■ **What is expected**
Would you copy each of the lines below exactly, leaving the pictures out of your answer?

■ **Exercise data**
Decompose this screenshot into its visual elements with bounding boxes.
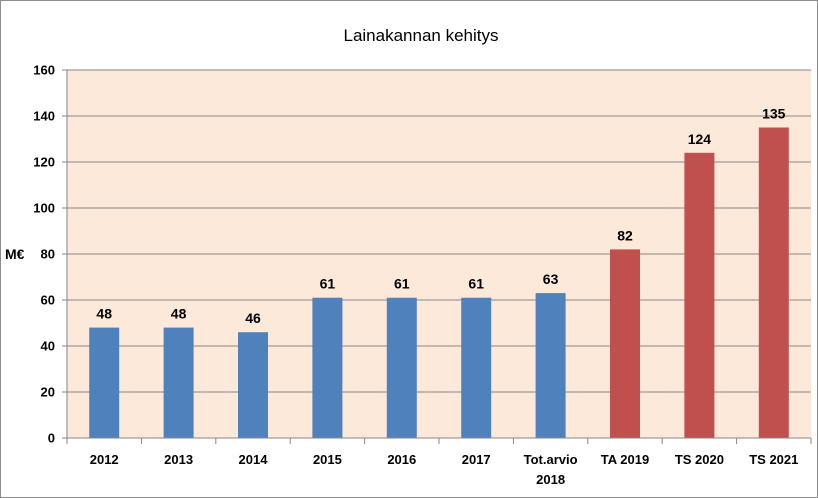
x-tick-label: 2013: [164, 452, 193, 467]
bar: [163, 327, 194, 438]
bar: [758, 127, 789, 438]
axes: [66, 70, 811, 439]
x-tick-label: Tot.arvio: [524, 452, 578, 467]
data-label: 61: [394, 276, 410, 292]
x-tick-label: 2015: [313, 452, 342, 467]
bar: [535, 293, 566, 438]
bar: [461, 297, 492, 438]
data-label: 124: [688, 131, 712, 147]
x-tick-label: TA 2019: [601, 452, 649, 467]
x-tick-label: 2017: [462, 452, 491, 467]
x-tick-label: TS 2021: [749, 452, 798, 467]
bar: [386, 297, 417, 438]
y-tick-label: 160: [33, 63, 55, 78]
x-tick-label: 2012: [90, 452, 119, 467]
y-tick-label: 20: [41, 385, 55, 400]
bar: [610, 249, 640, 438]
data-label: 48: [171, 306, 187, 322]
bar: [238, 332, 268, 438]
bar: [89, 327, 120, 438]
data-label: 46: [245, 310, 261, 326]
x-tick-label: 2016: [387, 452, 416, 467]
y-tick-label: 60: [41, 293, 55, 308]
x-tick-label: 2014: [239, 452, 269, 467]
y-tick-label: 100: [33, 201, 55, 216]
y-tick-label: 0: [48, 431, 55, 446]
data-labels: 48 48 46 61 61 61 63 82 124 135: [96, 106, 785, 327]
y-axis-ticks: 0 20 40 60 80 100 120 140 160: [33, 63, 67, 446]
data-label: 61: [320, 276, 336, 292]
y-tick-label: 120: [33, 155, 55, 170]
data-label: 135: [762, 106, 786, 122]
data-label: 61: [468, 276, 484, 292]
x-tick-label: 2018: [536, 472, 565, 487]
bars: [89, 127, 789, 439]
y-tick-label: 80: [41, 247, 55, 262]
y-tick-label: 40: [41, 339, 55, 354]
data-label: 48: [96, 306, 112, 322]
y-axis-label: M€: [5, 246, 25, 262]
chart-title: Lainakannan kehitys: [343, 26, 498, 45]
data-label: 82: [617, 227, 633, 243]
y-tick-label: 140: [33, 109, 55, 124]
x-axis-ticks: 2012 2013 2014 2015 2016 2017 Tot.arvio 2018 TA …: [66, 438, 812, 487]
data-label: 63: [543, 271, 559, 287]
bar: [312, 297, 343, 438]
x-tick-label: TS 2020: [675, 452, 724, 467]
bar: [684, 152, 715, 439]
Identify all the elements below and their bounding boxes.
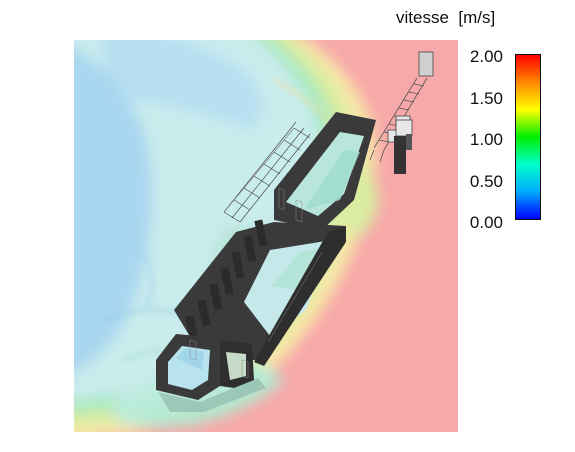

■ **Solved problem**
Decompose this screenshot into its visual elements with bounding boxes.
x-tick-label: 2013: [164, 452, 193, 467]
bar: [163, 327, 194, 438]
bar: [758, 127, 789, 438]
axes: [66, 70, 811, 439]
x-tick-label: Tot.arvio: [524, 452, 578, 467]
data-label: 61: [394, 276, 410, 292]
x-tick-label: 2015: [313, 452, 342, 467]
bar: [535, 293, 566, 438]
bar: [461, 297, 492, 438]
data-label: 124: [688, 131, 712, 147]
x-tick-label: TA 2019: [601, 452, 649, 467]
x-tick-label: 2017: [462, 452, 491, 467]
x-tick-label: TS 2021: [749, 452, 798, 467]
bar: [386, 297, 417, 438]
y-tick-label: 160: [33, 63, 55, 78]
x-tick-label: 2012: [90, 452, 119, 467]
y-tick-label: 20: [41, 385, 55, 400]
bar: [610, 249, 640, 438]
data-label: 48: [171, 306, 187, 322]
bar: [238, 332, 268, 438]
bar: [89, 327, 120, 438]
data-label: 46: [245, 310, 261, 326]
x-tick-label: 2016: [387, 452, 416, 467]
y-tick-label: 60: [41, 293, 55, 308]
x-tick-label: 2014: [239, 452, 269, 467]
y-tick-label: 100: [33, 201, 55, 216]
y-tick-label: 0: [48, 431, 55, 446]
data-labels: 48 48 46 61 61 61 63 82 124 135: [96, 106, 785, 327]
y-axis-ticks: 0 20 40 60 80 100 120 140 160: [33, 63, 67, 446]
data-label: 61: [320, 276, 336, 292]
y-tick-label: 120: [33, 155, 55, 170]
data-label: 135: [762, 106, 786, 122]
data-label: 61: [468, 276, 484, 292]
x-tick-label: 2018: [536, 472, 565, 487]
bars: [89, 127, 789, 439]
y-tick-label: 80: [41, 247, 55, 262]
y-tick-label: 40: [41, 339, 55, 354]
data-label: 48: [96, 306, 112, 322]
y-axis-label: M€: [5, 246, 25, 262]
chart-title: Lainakannan kehitys: [343, 26, 498, 45]
data-label: 82: [617, 227, 633, 243]
y-tick-label: 140: [33, 109, 55, 124]
x-axis-ticks: 2012 2013 2014 2015 2016 2017 Tot.arvio 2018 TA …: [66, 438, 812, 487]
data-label: 63: [543, 271, 559, 287]
bar: [312, 297, 343, 438]
x-tick-label: TS 2020: [675, 452, 724, 467]
bar: [684, 152, 715, 439]
Identify all the elements below and their bounding boxes.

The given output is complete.